TEXTE EXTRAIT:
════════════════════
Abidjan a abrité les travaux du forum ministériel sur les minéraux critiques, les chaînes de valeur et la valorisation : voies de transformation pour l’Afrique. Ces assises étaient organisées sous l’égide du groupe de la Banque Africaine de développement, en concertation avec les gouvernements africains et la Commission de l’Union Africaine.
L’Afrique détient environ 30 % des réserves mondiales des minéraux les plus critiques : cobalt, lithium, graphite, terres rares, métaux du groupe du platine, cuivre, manganèse et nickel. Les ressources minérales du continent sont estimées à environ 29,5 billions de dollars américains (soit 819 % du PIB de l’Afrique, ou environ 8,2 fois son PIB annuel) en valeur au site minier, ce qui représente près de 20 % du total mondial.
════════════════════
EXPLORER LE CONTENU:
[A] Répondez à ces questions d'après le texte extrait :
(i) Dans quelle ville le forum ministériel s'est-il tenu ?
(ii) Sous l'égide de quel groupe ces assises étaient-elles organisées ?
(iii) Quelle part des réserves mondiales des minéraux les plus critiques l'Afrique détient-elle ?
[B] Pour chaque affirmation, indiquez si le texte extrait la confirme, en citant les mots qui tranchent :
(i) Le forum a été organisé en concertation avec la Commission de l'Union Africaine.
(ii) Les ressources minérales du continent représentent plus de la moitié du total mondial.
(iii) Le lithium figure parmi les minéraux les plus critiques cités.
Appuyez-vous seulement sur le texte extrait.

DONNÉES AFFICHÉES:
════════════════════
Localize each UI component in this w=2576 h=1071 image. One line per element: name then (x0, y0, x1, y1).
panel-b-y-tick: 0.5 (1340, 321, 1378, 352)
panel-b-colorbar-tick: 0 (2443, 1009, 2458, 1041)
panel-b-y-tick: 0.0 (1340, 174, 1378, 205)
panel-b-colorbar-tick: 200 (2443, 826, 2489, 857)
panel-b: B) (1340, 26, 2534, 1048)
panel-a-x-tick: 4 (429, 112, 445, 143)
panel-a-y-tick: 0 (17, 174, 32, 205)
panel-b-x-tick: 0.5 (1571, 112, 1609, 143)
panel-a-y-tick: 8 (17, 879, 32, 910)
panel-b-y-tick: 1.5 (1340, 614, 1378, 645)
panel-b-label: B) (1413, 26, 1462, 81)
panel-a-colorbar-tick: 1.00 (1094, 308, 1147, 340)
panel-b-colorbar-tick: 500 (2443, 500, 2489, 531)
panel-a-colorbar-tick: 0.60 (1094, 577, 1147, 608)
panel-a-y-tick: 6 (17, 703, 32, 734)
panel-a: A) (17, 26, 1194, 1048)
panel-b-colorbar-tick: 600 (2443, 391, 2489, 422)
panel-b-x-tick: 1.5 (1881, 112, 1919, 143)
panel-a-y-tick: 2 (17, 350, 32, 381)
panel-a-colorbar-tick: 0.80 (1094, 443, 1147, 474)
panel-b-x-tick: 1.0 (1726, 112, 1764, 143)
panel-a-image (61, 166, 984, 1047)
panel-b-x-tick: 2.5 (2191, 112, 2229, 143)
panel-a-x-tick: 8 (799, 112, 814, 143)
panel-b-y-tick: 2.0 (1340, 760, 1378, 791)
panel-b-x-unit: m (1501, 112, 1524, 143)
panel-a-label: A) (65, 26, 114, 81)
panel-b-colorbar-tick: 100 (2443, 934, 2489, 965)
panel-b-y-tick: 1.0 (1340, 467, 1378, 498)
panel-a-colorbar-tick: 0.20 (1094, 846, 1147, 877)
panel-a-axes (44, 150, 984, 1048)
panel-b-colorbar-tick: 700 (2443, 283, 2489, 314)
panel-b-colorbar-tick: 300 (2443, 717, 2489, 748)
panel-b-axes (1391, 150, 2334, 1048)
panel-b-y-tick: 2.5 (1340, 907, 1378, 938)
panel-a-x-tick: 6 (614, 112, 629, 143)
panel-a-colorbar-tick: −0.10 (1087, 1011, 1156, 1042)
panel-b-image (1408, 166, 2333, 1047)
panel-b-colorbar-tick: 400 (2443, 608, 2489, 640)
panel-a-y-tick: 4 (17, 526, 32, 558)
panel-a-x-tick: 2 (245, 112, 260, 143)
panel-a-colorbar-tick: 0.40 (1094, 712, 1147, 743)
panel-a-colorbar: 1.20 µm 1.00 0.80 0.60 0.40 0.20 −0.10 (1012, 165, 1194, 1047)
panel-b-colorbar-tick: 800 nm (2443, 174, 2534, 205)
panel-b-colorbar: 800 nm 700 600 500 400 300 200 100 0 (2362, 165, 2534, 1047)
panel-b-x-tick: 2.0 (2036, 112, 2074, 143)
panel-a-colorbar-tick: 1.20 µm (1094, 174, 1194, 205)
════════════════════
RÉPONSES:
[A]
(i) À Abidjan.
(ii) Le groupe de la Banque Africaine de développement.
(iii) Environ 30 %.

[B]
(i) Oui : « en concertation avec les gouvernements africains et la Commission de l’Union Africaine ».
(ii) Non : « ce qui représente près de 20 % du total mondial ».
(iii) Oui : « cobalt, lithium, graphite, terres rares ».